### Raw records
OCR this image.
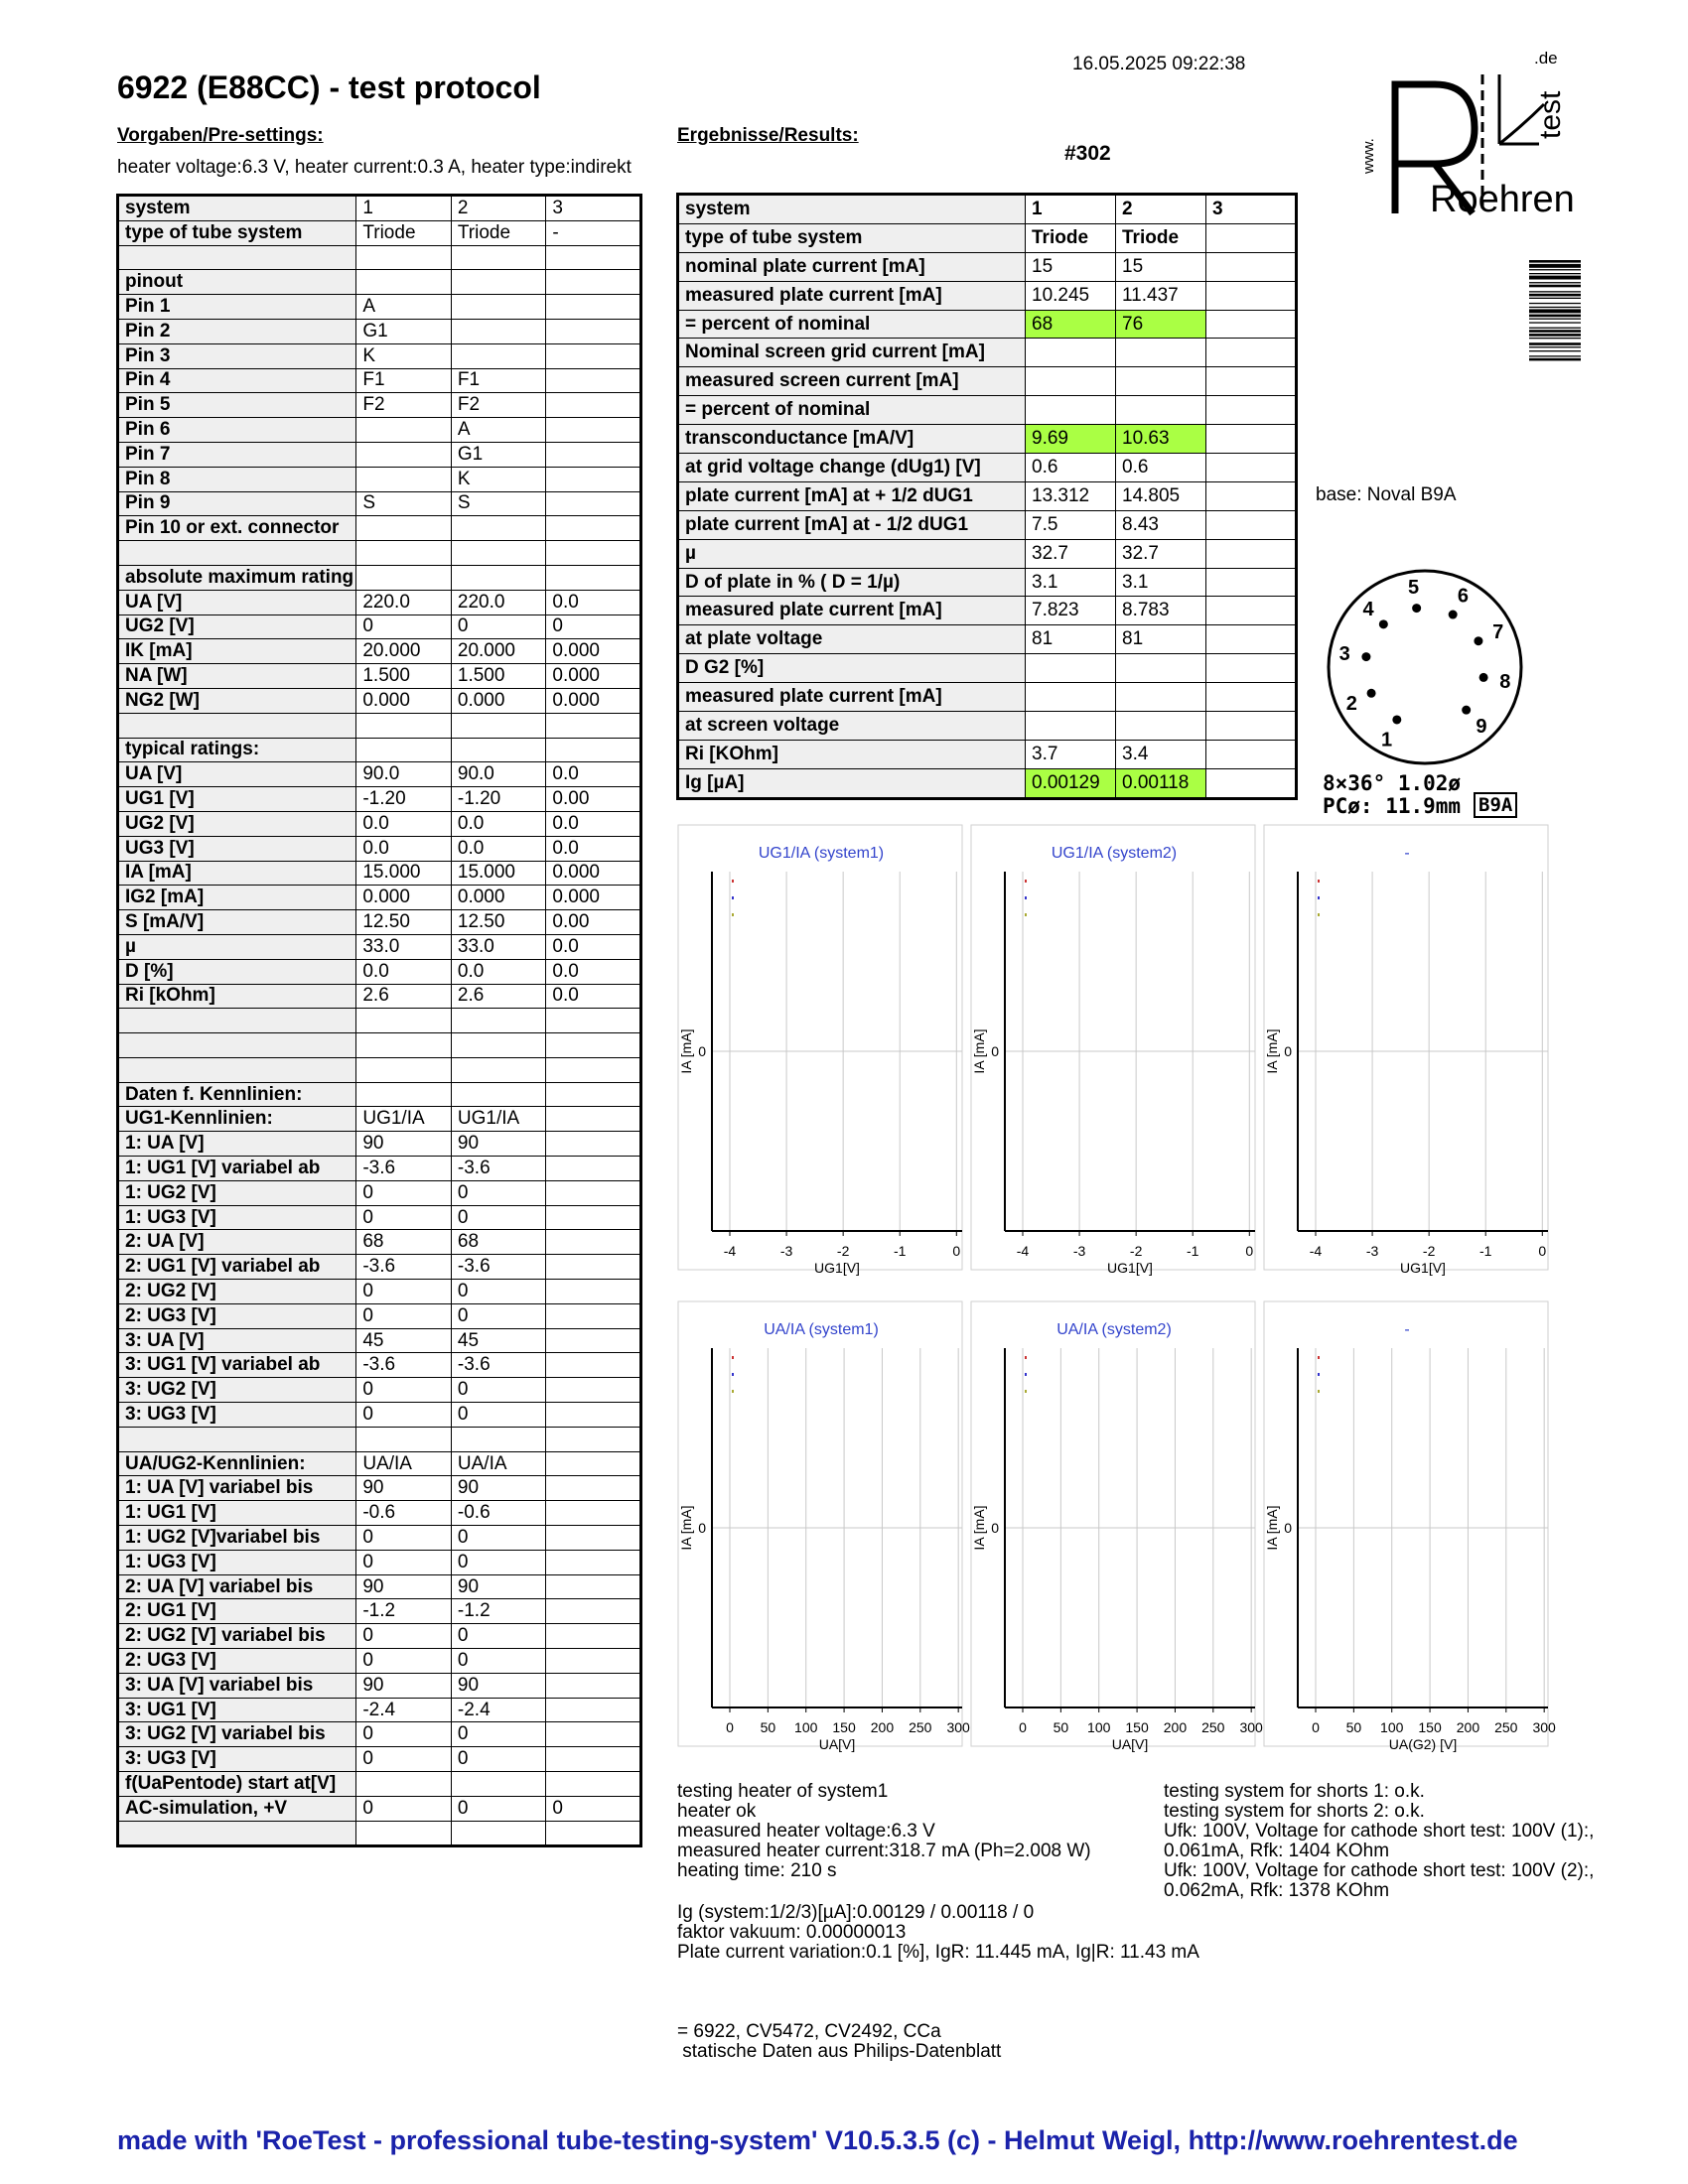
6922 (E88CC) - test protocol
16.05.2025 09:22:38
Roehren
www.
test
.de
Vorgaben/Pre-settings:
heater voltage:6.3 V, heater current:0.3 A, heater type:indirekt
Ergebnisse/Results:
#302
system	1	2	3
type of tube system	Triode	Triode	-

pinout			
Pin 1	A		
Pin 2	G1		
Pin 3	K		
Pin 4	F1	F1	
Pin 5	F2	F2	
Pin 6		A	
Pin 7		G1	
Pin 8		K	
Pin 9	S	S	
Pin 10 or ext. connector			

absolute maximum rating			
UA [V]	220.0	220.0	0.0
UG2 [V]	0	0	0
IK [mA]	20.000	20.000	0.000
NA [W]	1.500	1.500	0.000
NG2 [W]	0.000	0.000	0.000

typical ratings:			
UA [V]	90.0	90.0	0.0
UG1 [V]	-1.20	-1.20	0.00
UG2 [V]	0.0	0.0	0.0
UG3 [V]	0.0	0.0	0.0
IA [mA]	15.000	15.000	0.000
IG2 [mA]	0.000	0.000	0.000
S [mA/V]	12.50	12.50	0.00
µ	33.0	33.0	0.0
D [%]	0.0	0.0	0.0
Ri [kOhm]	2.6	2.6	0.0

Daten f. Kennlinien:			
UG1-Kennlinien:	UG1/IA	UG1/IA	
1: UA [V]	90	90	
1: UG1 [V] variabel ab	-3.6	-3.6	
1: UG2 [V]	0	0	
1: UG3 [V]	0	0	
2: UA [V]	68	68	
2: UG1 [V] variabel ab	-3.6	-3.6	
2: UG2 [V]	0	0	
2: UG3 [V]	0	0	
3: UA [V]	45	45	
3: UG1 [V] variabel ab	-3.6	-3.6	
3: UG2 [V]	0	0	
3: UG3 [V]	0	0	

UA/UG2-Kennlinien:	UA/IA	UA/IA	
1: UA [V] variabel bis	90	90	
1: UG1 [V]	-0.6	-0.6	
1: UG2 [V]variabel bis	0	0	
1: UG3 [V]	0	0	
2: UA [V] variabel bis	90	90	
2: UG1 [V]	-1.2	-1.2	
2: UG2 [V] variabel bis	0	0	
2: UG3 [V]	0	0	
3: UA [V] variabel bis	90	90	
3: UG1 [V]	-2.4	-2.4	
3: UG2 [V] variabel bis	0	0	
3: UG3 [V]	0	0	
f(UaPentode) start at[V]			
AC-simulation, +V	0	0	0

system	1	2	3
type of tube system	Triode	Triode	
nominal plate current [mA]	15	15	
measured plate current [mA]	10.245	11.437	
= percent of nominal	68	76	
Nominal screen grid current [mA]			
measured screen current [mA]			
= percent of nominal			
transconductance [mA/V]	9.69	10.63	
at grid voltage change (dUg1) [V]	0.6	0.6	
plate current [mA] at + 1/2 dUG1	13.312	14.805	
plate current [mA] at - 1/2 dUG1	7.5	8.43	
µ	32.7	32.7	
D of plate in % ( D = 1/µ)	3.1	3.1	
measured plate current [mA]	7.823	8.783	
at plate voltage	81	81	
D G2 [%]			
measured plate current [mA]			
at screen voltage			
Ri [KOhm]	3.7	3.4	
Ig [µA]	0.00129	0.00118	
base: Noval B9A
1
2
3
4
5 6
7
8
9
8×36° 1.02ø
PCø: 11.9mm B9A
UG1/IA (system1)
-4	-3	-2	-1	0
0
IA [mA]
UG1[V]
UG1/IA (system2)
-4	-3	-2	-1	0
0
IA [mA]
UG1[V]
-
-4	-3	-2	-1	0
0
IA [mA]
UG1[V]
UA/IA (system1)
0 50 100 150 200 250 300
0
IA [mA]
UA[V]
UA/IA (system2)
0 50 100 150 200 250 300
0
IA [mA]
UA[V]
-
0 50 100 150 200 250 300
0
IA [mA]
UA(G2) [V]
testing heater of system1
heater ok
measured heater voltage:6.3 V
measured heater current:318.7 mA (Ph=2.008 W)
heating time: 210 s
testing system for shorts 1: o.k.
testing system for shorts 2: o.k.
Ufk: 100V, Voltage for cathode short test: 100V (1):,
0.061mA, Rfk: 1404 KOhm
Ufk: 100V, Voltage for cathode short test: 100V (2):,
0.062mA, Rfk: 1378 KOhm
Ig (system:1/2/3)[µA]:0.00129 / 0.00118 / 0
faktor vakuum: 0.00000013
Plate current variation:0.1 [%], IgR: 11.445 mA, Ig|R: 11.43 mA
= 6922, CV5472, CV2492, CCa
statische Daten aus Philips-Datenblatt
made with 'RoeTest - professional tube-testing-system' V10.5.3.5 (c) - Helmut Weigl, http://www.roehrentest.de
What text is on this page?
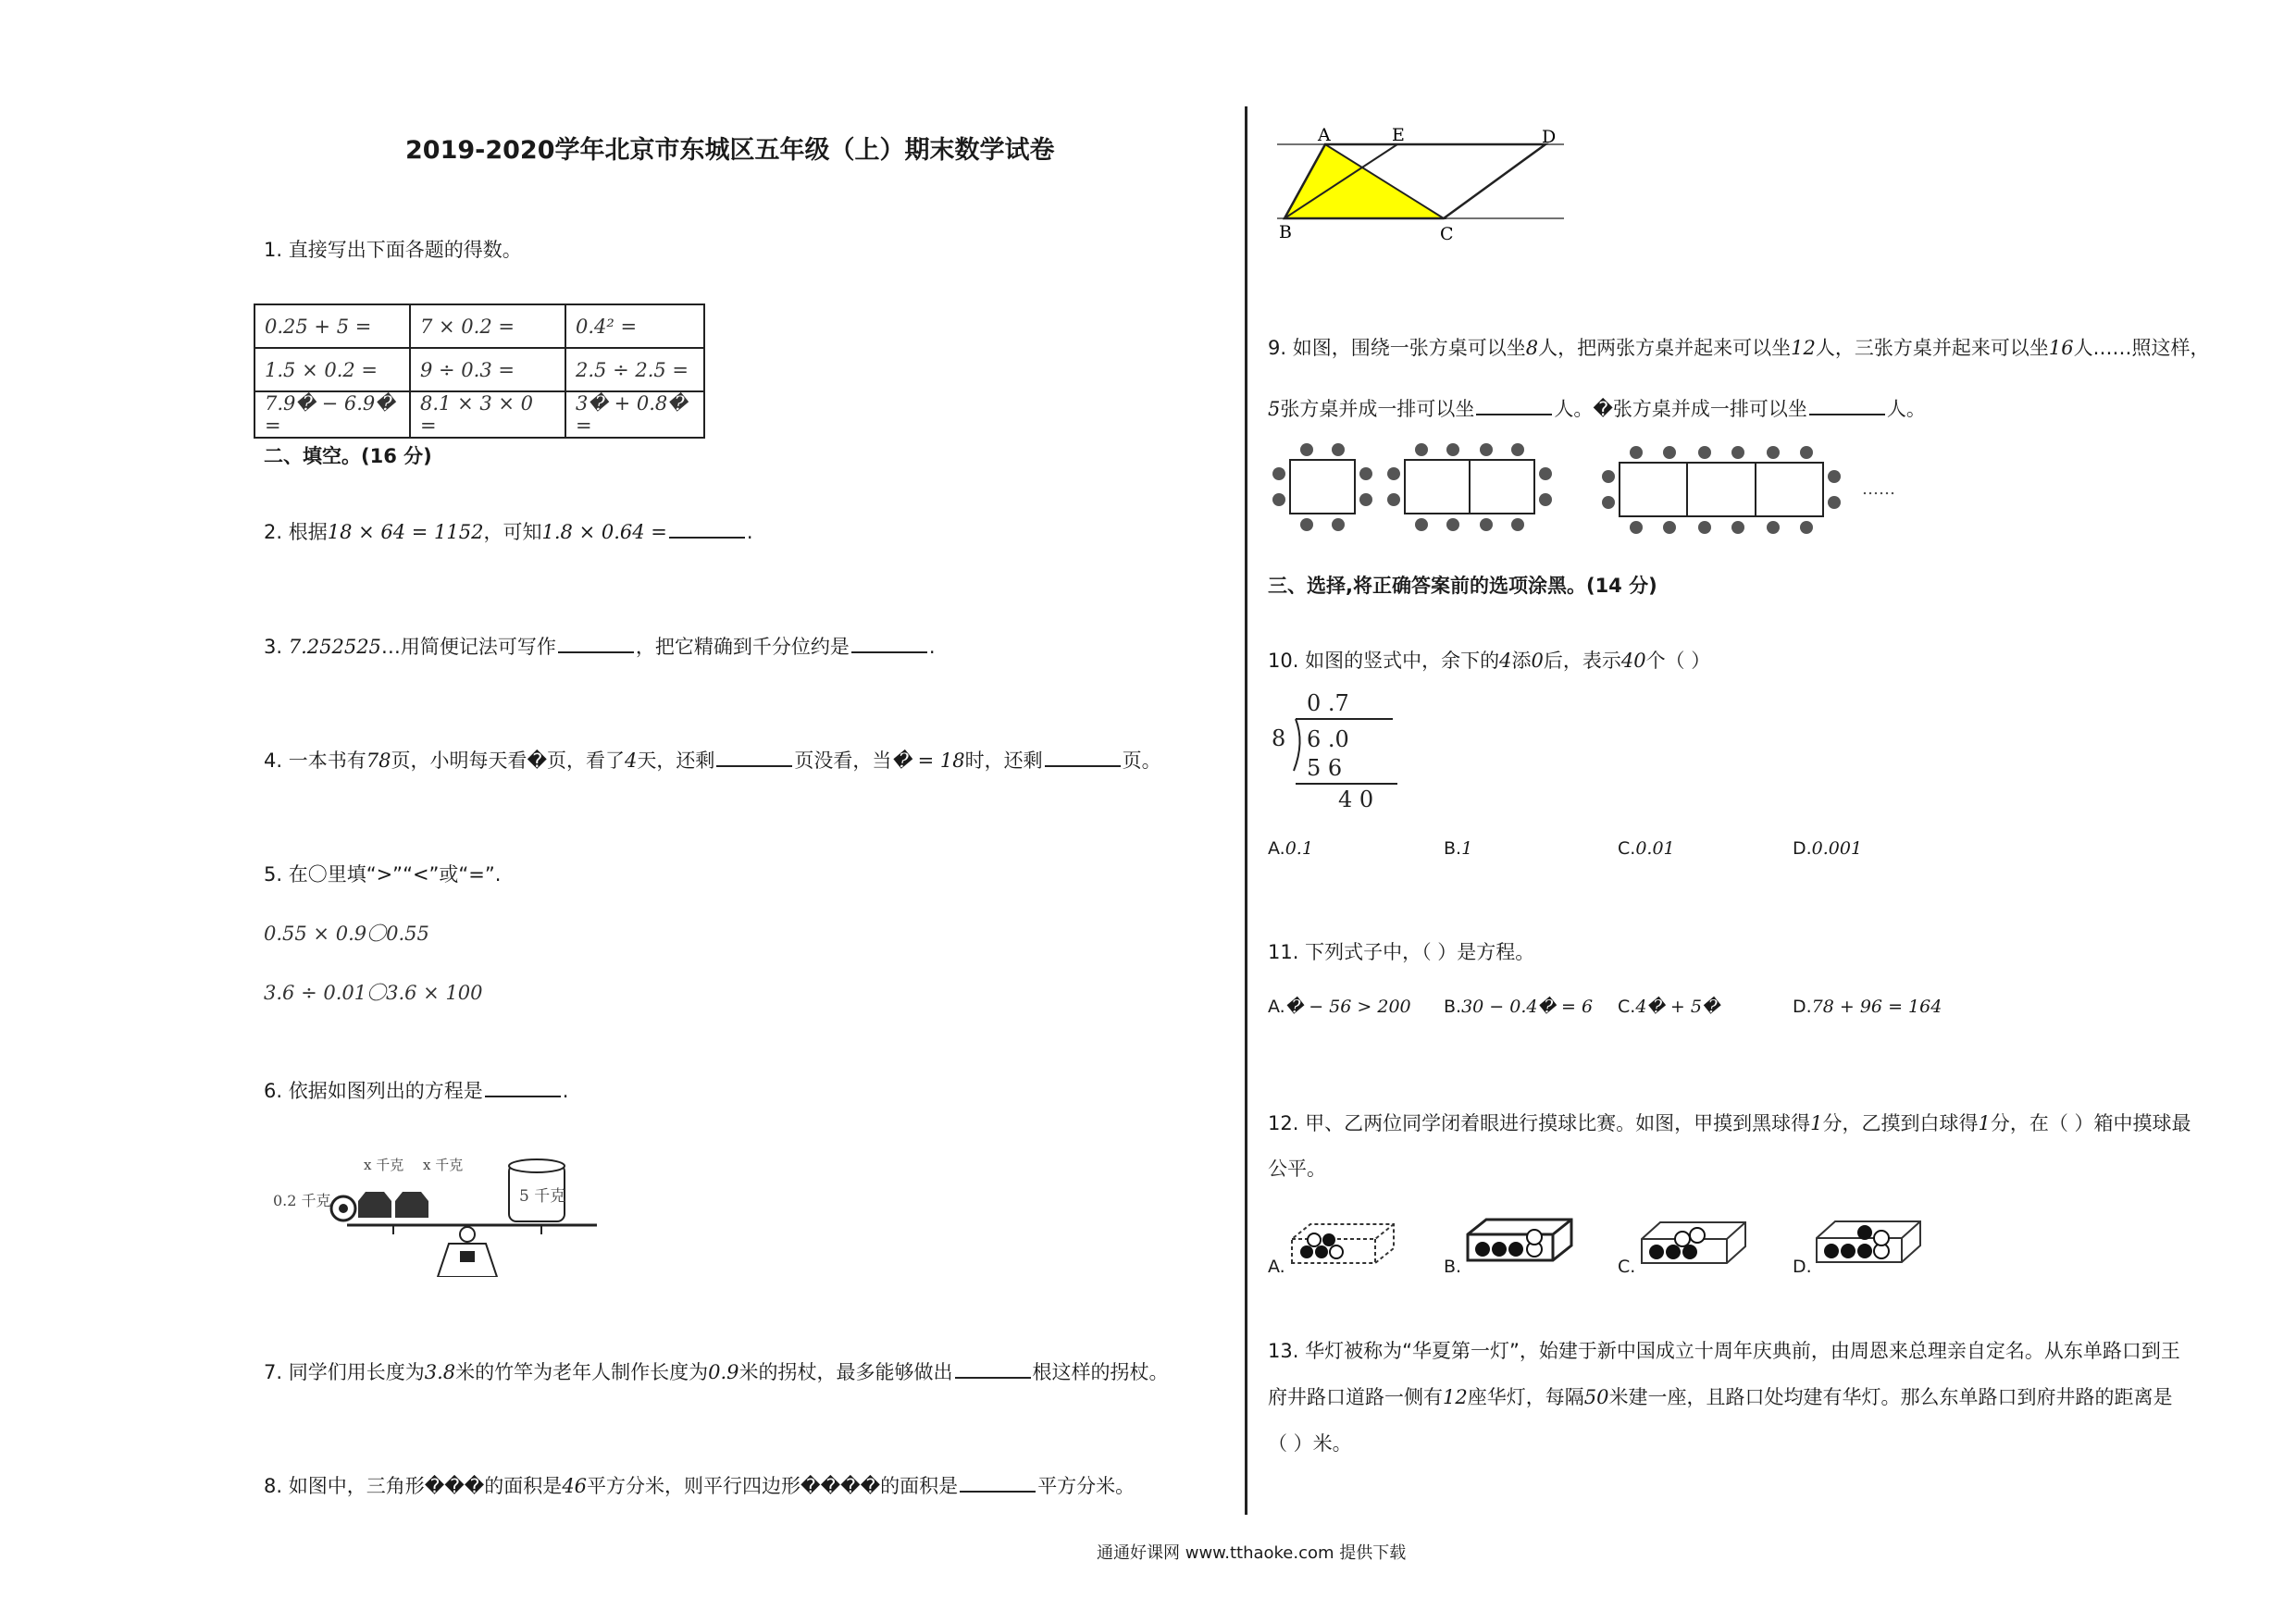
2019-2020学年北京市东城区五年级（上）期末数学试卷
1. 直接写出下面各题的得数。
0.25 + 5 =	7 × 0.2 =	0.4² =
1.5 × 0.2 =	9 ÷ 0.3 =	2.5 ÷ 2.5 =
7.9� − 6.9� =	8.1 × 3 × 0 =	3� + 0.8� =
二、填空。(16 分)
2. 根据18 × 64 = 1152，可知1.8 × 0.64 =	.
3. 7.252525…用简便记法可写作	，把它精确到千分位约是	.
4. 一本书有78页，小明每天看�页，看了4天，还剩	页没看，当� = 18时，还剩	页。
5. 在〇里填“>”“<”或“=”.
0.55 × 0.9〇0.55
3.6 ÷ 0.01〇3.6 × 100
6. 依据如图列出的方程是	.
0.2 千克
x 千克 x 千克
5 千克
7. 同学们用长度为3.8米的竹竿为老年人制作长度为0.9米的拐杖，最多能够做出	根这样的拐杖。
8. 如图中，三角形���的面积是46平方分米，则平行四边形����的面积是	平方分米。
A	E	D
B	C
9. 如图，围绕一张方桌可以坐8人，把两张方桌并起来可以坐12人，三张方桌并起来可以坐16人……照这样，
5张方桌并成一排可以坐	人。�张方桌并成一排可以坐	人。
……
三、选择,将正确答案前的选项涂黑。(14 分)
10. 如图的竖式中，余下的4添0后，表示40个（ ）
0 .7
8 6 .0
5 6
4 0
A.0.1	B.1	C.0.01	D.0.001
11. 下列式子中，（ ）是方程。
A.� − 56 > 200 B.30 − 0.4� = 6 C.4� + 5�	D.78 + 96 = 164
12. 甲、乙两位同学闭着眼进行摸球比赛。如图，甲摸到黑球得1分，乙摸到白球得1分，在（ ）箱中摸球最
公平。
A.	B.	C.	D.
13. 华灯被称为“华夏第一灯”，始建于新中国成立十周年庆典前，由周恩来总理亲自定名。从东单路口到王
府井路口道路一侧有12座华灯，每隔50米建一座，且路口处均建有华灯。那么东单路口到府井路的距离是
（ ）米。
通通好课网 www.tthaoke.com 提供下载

### Short exercise
Leave out every picture, and copy exactly the lines from the line that contains "What text is on this page?" through the end of the material.

### Solved exercise
What text is on this page?
2019-2020学年北京市东城区五年级（上）期末数学试卷
1. 直接写出下面各题的得数。
0.25 + 5 =	7 × 0.2 =	0.4² =
1.5 × 0.2 =	9 ÷ 0.3 =	2.5 ÷ 2.5 =
7.9� − 6.9� =	8.1 × 3 × 0 =	3� + 0.8� =
二、填空。(16 分)
2. 根据18 × 64 = 1152，可知1.8 × 0.64 =	.
3. 7.252525…用简便记法可写作	，把它精确到千分位约是	.
4. 一本书有78页，小明每天看�页，看了4天，还剩	页没看，当� = 18时，还剩	页。
5. 在〇里填“>”“<”或“=”.
0.55 × 0.9〇0.55
3.6 ÷ 0.01〇3.6 × 100
6. 依据如图列出的方程是	.
0.2 千克
x 千克 x 千克
5 千克
7. 同学们用长度为3.8米的竹竿为老年人制作长度为0.9米的拐杖，最多能够做出	根这样的拐杖。
8. 如图中，三角形���的面积是46平方分米，则平行四边形����的面积是	平方分米。
A	E	D
B	C
9. 如图，围绕一张方桌可以坐8人，把两张方桌并起来可以坐12人，三张方桌并起来可以坐16人……照这样，
5张方桌并成一排可以坐	人。�张方桌并成一排可以坐	人。
……
三、选择,将正确答案前的选项涂黑。(14 分)
10. 如图的竖式中，余下的4添0后，表示40个（ ）
0 .7
8 6 .0
5 6
4 0
A.0.1	B.1	C.0.01	D.0.001
11. 下列式子中，（ ）是方程。
A.� − 56 > 200 B.30 − 0.4� = 6 C.4� + 5�	D.78 + 96 = 164
12. 甲、乙两位同学闭着眼进行摸球比赛。如图，甲摸到黑球得1分，乙摸到白球得1分，在（ ）箱中摸球最
公平。
A.	B.	C.	D.
13. 华灯被称为“华夏第一灯”，始建于新中国成立十周年庆典前，由周恩来总理亲自定名。从东单路口到王
府井路口道路一侧有12座华灯，每隔50米建一座，且路口处均建有华灯。那么东单路口到府井路的距离是
（ ）米。
通通好课网 www.tthaoke.com 提供下载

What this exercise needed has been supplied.